_What to work on_. Restate the material word for word and leave out anything that is a picture.

_Input_.
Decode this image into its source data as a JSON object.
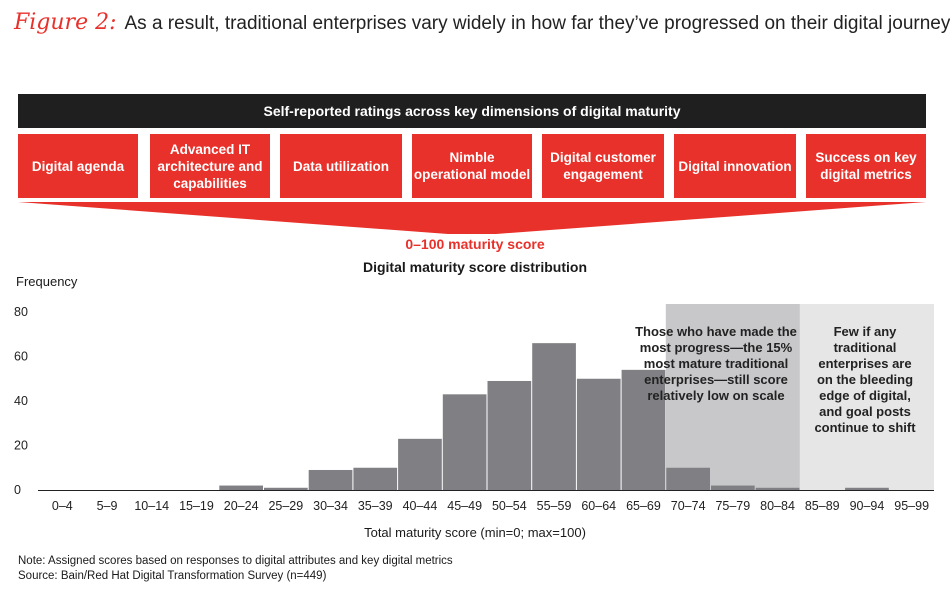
{
  "figure": {
    "label": "Figure 2:",
    "title": "As a result, traditional enterprises vary widely in how far they’ve progressed on their digital journey"
  },
  "header_bar": "Self-reported ratings across key dimensions of digital maturity",
  "dimensions": [
    "Digital agenda",
    "Advanced IT architecture and capabilities",
    "Data utilization",
    "Nimble operational model",
    "Digital customer engagement",
    "Digital innovation",
    "Success on key digital metrics"
  ],
  "score_label": "0–100 maturity score",
  "colors": {
    "accent": "#e8312a",
    "bar": "#808084",
    "dark": "#1f1f1f",
    "shade_mature": "#c8c8ca",
    "shade_edge": "#e6e6e7"
  },
  "annotations": {
    "mature": "Those who have made the most progress—the 15% most mature traditional enterprises—still score relatively low on scale",
    "edge": "Few if any traditional enterprises are on the bleeding edge of digital, and goal posts continue to shift"
  },
  "notes": {
    "note": "Note: Assigned scores based on responses to digital attributes and key digital metrics",
    "source": "Source: Bain/Red Hat Digital Transformation Survey (n=449)"
  },
  "chart_data": {
    "type": "bar",
    "title": "Digital maturity score distribution",
    "xlabel": "Total maturity score (min=0; max=100)",
    "ylabel": "Frequency",
    "ylim": [
      0,
      80
    ],
    "yticks": [
      0,
      20,
      40,
      60,
      80
    ],
    "grid": false,
    "categories": [
      "0–4",
      "5–9",
      "10–14",
      "15–19",
      "20–24",
      "25–29",
      "30–34",
      "35–39",
      "40–44",
      "45–49",
      "50–54",
      "55–59",
      "60–64",
      "65–69",
      "70–74",
      "75–79",
      "80–84",
      "85–89",
      "90–94",
      "95–99"
    ],
    "values": [
      0,
      0,
      0,
      0,
      2,
      1,
      9,
      10,
      23,
      43,
      49,
      66,
      50,
      54,
      10,
      2,
      1,
      0,
      1,
      0
    ],
    "shaded_ranges": [
      {
        "from": "70–74",
        "to": "80–84",
        "shade": "shade_mature"
      },
      {
        "from": "85–89",
        "to": "95–99",
        "shade": "shade_edge"
      }
    ]
  }
}
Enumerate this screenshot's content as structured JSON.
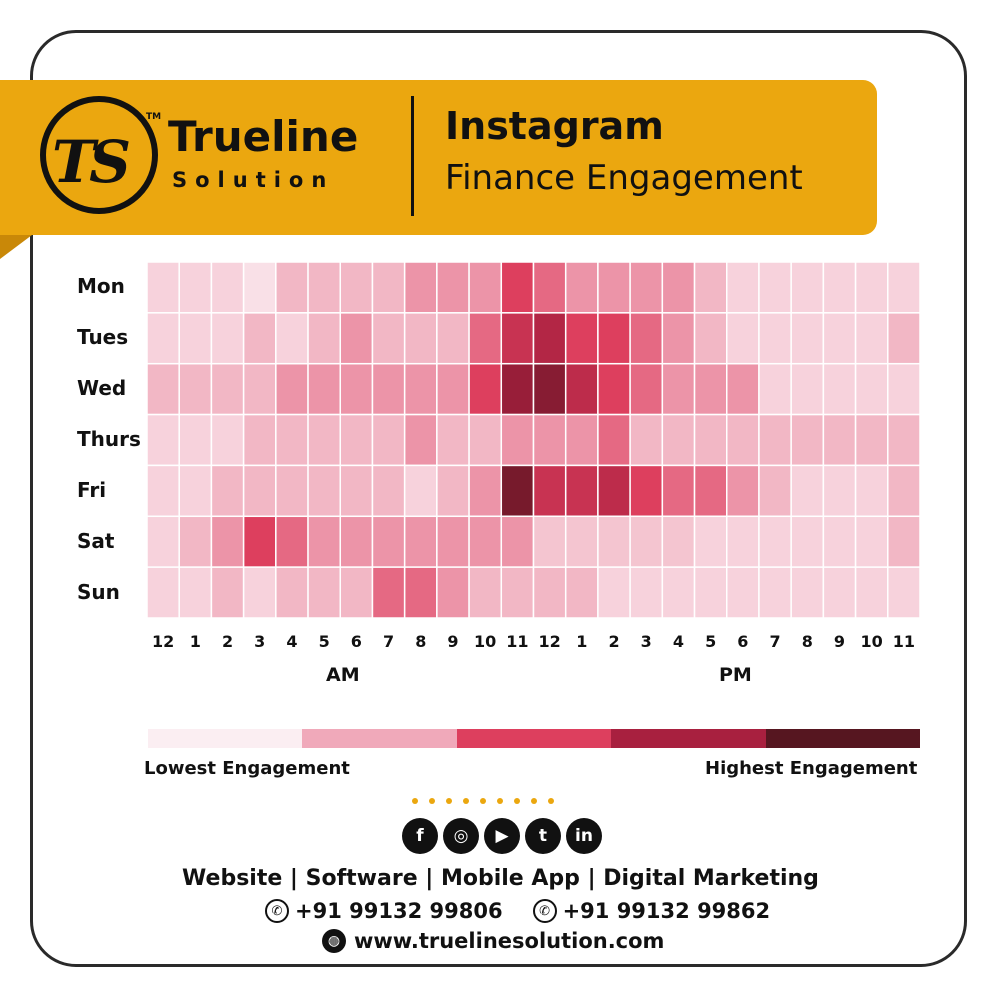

_Result of this exercise_.
Decode this image into its source data as a JSON object.
{
  "figure": {
    "label": "Figure 2:",
    "title": "As a result, traditional enterprises vary widely in how far they’ve progressed on their digital journey"
  },
  "header_bar": "Self-reported ratings across key dimensions of digital maturity",
  "dimensions": [
    "Digital agenda",
    "Advanced IT architecture and capabilities",
    "Data utilization",
    "Nimble operational model",
    "Digital customer engagement",
    "Digital innovation",
    "Success on key digital metrics"
  ],
  "score_label": "0–100 maturity score",
  "colors": {
    "accent": "#e8312a",
    "bar": "#808084",
    "dark": "#1f1f1f",
    "shade_mature": "#c8c8ca",
    "shade_edge": "#e6e6e7"
  },
  "annotations": {
    "mature": "Those who have made the most progress—the 15% most mature traditional enterprises—still score relatively low on scale",
    "edge": "Few if any traditional enterprises are on the bleeding edge of digital, and goal posts continue to shift"
  },
  "notes": {
    "note": "Note: Assigned scores based on responses to digital attributes and key digital metrics",
    "source": "Source: Bain/Red Hat Digital Transformation Survey (n=449)"
  },
  "chart_data": {
    "type": "bar",
    "title": "Digital maturity score distribution",
    "xlabel": "Total maturity score (min=0; max=100)",
    "ylabel": "Frequency",
    "ylim": [
      0,
      80
    ],
    "yticks": [
      0,
      20,
      40,
      60,
      80
    ],
    "grid": false,
    "categories": [
      "0–4",
      "5–9",
      "10–14",
      "15–19",
      "20–24",
      "25–29",
      "30–34",
      "35–39",
      "40–44",
      "45–49",
      "50–54",
      "55–59",
      "60–64",
      "65–69",
      "70–74",
      "75–79",
      "80–84",
      "85–89",
      "90–94",
      "95–99"
    ],
    "values": [
      0,
      0,
      0,
      0,
      2,
      1,
      9,
      10,
      23,
      43,
      49,
      66,
      50,
      54,
      10,
      2,
      1,
      0,
      1,
      0
    ],
    "shaded_ranges": [
      {
        "from": "70–74",
        "to": "80–84",
        "shade": "shade_mature"
      },
      {
        "from": "85–89",
        "to": "95–99",
        "shade": "shade_edge"
      }
    ]
  }
}
Enumerate this screenshot's content as structured JSON.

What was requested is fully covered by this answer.